═════ SUPPLIED DATA ═════

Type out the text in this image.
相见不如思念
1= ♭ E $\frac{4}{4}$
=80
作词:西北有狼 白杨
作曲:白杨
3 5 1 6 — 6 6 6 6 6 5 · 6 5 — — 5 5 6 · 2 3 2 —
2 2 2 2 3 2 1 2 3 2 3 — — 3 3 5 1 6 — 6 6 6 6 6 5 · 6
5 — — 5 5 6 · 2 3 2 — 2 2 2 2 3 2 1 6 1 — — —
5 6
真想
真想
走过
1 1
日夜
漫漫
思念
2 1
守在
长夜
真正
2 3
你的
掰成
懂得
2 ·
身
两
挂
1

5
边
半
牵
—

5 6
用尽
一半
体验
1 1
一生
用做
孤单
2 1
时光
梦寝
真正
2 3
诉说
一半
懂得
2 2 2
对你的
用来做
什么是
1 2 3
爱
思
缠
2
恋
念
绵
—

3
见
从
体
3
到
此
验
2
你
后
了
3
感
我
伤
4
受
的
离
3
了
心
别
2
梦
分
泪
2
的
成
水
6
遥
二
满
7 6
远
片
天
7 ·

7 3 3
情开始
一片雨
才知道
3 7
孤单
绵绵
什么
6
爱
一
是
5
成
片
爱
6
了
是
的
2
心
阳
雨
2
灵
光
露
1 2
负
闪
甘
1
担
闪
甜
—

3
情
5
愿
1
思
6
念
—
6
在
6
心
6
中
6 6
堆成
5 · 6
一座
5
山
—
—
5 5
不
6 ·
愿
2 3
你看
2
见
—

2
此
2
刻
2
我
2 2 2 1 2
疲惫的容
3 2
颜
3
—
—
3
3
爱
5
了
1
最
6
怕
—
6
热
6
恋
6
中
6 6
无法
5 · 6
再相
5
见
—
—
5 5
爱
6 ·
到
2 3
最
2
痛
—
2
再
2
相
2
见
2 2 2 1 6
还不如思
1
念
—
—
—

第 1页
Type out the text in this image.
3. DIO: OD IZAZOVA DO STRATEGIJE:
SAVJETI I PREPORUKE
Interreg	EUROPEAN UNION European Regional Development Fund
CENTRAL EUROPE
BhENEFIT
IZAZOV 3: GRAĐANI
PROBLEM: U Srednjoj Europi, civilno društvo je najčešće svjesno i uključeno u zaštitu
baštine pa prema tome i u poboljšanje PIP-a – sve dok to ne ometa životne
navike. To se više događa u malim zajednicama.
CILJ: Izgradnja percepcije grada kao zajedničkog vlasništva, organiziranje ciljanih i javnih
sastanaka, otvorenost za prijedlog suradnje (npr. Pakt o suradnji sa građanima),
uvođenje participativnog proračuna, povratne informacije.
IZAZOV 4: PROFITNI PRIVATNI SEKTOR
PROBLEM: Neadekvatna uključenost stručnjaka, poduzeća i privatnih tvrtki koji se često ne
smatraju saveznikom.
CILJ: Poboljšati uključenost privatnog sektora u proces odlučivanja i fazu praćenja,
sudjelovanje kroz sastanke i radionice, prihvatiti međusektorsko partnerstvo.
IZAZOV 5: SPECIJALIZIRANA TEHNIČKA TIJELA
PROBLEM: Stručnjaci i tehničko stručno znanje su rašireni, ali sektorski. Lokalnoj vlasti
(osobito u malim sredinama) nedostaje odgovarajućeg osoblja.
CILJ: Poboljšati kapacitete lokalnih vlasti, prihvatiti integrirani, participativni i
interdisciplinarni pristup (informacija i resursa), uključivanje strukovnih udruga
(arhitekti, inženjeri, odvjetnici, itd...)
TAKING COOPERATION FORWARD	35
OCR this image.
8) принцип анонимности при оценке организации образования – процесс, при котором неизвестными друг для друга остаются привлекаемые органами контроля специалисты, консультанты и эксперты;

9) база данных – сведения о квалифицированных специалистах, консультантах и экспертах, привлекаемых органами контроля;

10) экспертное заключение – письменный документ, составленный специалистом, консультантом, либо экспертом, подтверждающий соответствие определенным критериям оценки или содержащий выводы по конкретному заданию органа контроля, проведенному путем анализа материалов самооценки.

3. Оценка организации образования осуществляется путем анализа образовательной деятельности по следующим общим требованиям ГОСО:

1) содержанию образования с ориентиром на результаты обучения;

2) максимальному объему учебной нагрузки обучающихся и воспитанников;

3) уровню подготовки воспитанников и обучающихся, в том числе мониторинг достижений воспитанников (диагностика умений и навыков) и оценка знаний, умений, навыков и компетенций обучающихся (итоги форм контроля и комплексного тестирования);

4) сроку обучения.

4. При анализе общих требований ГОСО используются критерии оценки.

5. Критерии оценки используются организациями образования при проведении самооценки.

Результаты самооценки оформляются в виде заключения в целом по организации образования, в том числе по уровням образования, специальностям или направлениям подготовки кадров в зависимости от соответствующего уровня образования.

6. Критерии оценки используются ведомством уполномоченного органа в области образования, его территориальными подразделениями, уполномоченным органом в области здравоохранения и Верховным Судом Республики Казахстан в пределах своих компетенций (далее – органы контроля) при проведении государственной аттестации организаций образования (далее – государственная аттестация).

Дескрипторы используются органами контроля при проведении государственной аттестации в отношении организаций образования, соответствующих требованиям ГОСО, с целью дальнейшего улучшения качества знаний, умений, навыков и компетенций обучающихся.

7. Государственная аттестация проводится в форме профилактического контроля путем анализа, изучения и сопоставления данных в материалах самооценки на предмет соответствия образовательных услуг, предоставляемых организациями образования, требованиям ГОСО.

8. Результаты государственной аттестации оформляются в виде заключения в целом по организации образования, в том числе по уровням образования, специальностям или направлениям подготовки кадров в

═════

## EXERCISE:
Reproduce each record shown above without altering a single word.

## WRITTEN RESPONSE:
Type out the text in this image.
相见不如思念
1= ♭ E $\frac{4}{4}$
=80
作词:西北有狼 白杨
作曲:白杨
3 5 1 6 — 6 6 6 6 6 5 · 6 5 — — 5 5 6 · 2 3 2 —
2 2 2 2 3 2 1 2 3 2 3 — — 3 3 5 1 6 — 6 6 6 6 6 5 · 6
5 — — 5 5 6 · 2 3 2 — 2 2 2 2 3 2 1 6 1 — — —
5 6
真想
真想
走过
1 1
日夜
漫漫
思念
2 1
守在
长夜
真正
2 3
你的
掰成
懂得
2 ·
身
两
挂
1

5
边
半
牵
—

5 6
用尽
一半
体验
1 1
一生
用做
孤单
2 1
时光
梦寝
真正
2 3
诉说
一半
懂得
2 2 2
对你的
用来做
什么是
1 2 3
爱
思
缠
2
恋
念
绵
—

3
见
从
体
3
到
此
验
2
你
后
了
3
感
我
伤
4
受
的
离
3
了
心
别
2
梦
分
泪
2
的
成
水
6
遥
二
满
7 6
远
片
天
7 ·

7 3 3
情开始
一片雨
才知道
3 7
孤单
绵绵
什么
6
爱
一
是
5
成
片
爱
6
了
是
的
2
心
阳
雨
2
灵
光
露
1 2
负
闪
甘
1
担
闪
甜
—

3
情
5
愿
1
思
6
念
—
6
在
6
心
6
中
6 6
堆成
5 · 6
一座
5
山
—
—
5 5
不
6 ·
愿
2 3
你看
2
见
—

2
此
2
刻
2
我
2 2 2 1 2
疲惫的容
3 2
颜
3
—
—
3
3
爱
5
了
1
最
6
怕
—
6
热
6
恋
6
中
6 6
无法
5 · 6
再相
5
见
—
—
5 5
爱
6 ·
到
2 3
最
2
痛
—
2
再
2
相
2
见
2 2 2 1 6
还不如思
1
念
—
—
—

第 1页
Type out the text in this image.
3. DIO: OD IZAZOVA DO STRATEGIJE:
SAVJETI I PREPORUKE
Interreg	EUROPEAN UNION European Regional Development Fund
CENTRAL EUROPE
BhENEFIT
IZAZOV 3: GRAĐANI
PROBLEM: U Srednjoj Europi, civilno društvo je najčešće svjesno i uključeno u zaštitu
baštine pa prema tome i u poboljšanje PIP-a – sve dok to ne ometa životne
navike. To se više događa u malim zajednicama.
CILJ: Izgradnja percepcije grada kao zajedničkog vlasništva, organiziranje ciljanih i javnih
sastanaka, otvorenost za prijedlog suradnje (npr. Pakt o suradnji sa građanima),
uvođenje participativnog proračuna, povratne informacije.
IZAZOV 4: PROFITNI PRIVATNI SEKTOR
PROBLEM: Neadekvatna uključenost stručnjaka, poduzeća i privatnih tvrtki koji se često ne
smatraju saveznikom.
CILJ: Poboljšati uključenost privatnog sektora u proces odlučivanja i fazu praćenja,
sudjelovanje kroz sastanke i radionice, prihvatiti međusektorsko partnerstvo.
IZAZOV 5: SPECIJALIZIRANA TEHNIČKA TIJELA
PROBLEM: Stručnjaci i tehničko stručno znanje su rašireni, ali sektorski. Lokalnoj vlasti
(osobito u malim sredinama) nedostaje odgovarajućeg osoblja.
CILJ: Poboljšati kapacitete lokalnih vlasti, prihvatiti integrirani, participativni i
interdisciplinarni pristup (informacija i resursa), uključivanje strukovnih udruga
(arhitekti, inženjeri, odvjetnici, itd...)
TAKING COOPERATION FORWARD	35
OCR this image.
8) принцип анонимности при оценке организации образования – процесс, при котором неизвестными друг для друга остаются привлекаемые органами контроля специалисты, консультанты и эксперты;

9) база данных – сведения о квалифицированных специалистах, консультантах и экспертах, привлекаемых органами контроля;

10) экспертное заключение – письменный документ, составленный специалистом, консультантом, либо экспертом, подтверждающий соответствие определенным критериям оценки или содержащий выводы по конкретному заданию органа контроля, проведенному путем анализа материалов самооценки.

3. Оценка организации образования осуществляется путем анализа образовательной деятельности по следующим общим требованиям ГОСО:

1) содержанию образования с ориентиром на результаты обучения;

2) максимальному объему учебной нагрузки обучающихся и воспитанников;

3) уровню подготовки воспитанников и обучающихся, в том числе мониторинг достижений воспитанников (диагностика умений и навыков) и оценка знаний, умений, навыков и компетенций обучающихся (итоги форм контроля и комплексного тестирования);

4) сроку обучения.

4. При анализе общих требований ГОСО используются критерии оценки.

5. Критерии оценки используются организациями образования при проведении самооценки.

Результаты самооценки оформляются в виде заключения в целом по организации образования, в том числе по уровням образования, специальностям или направлениям подготовки кадров в зависимости от соответствующего уровня образования.

6. Критерии оценки используются ведомством уполномоченного органа в области образования, его территориальными подразделениями, уполномоченным органом в области здравоохранения и Верховным Судом Республики Казахстан в пределах своих компетенций (далее – органы контроля) при проведении государственной аттестации организаций образования (далее – государственная аттестация).

Дескрипторы используются органами контроля при проведении государственной аттестации в отношении организаций образования, соответствующих требованиям ГОСО, с целью дальнейшего улучшения качества знаний, умений, навыков и компетенций обучающихся.

7. Государственная аттестация проводится в форме профилактического контроля путем анализа, изучения и сопоставления данных в материалах самооценки на предмет соответствия образовательных услуг, предоставляемых организациями образования, требованиям ГОСО.

8. Результаты государственной аттестации оформляются в виде заключения в целом по организации образования, в том числе по уровням образования, специальностям или направлениям подготовки кадров в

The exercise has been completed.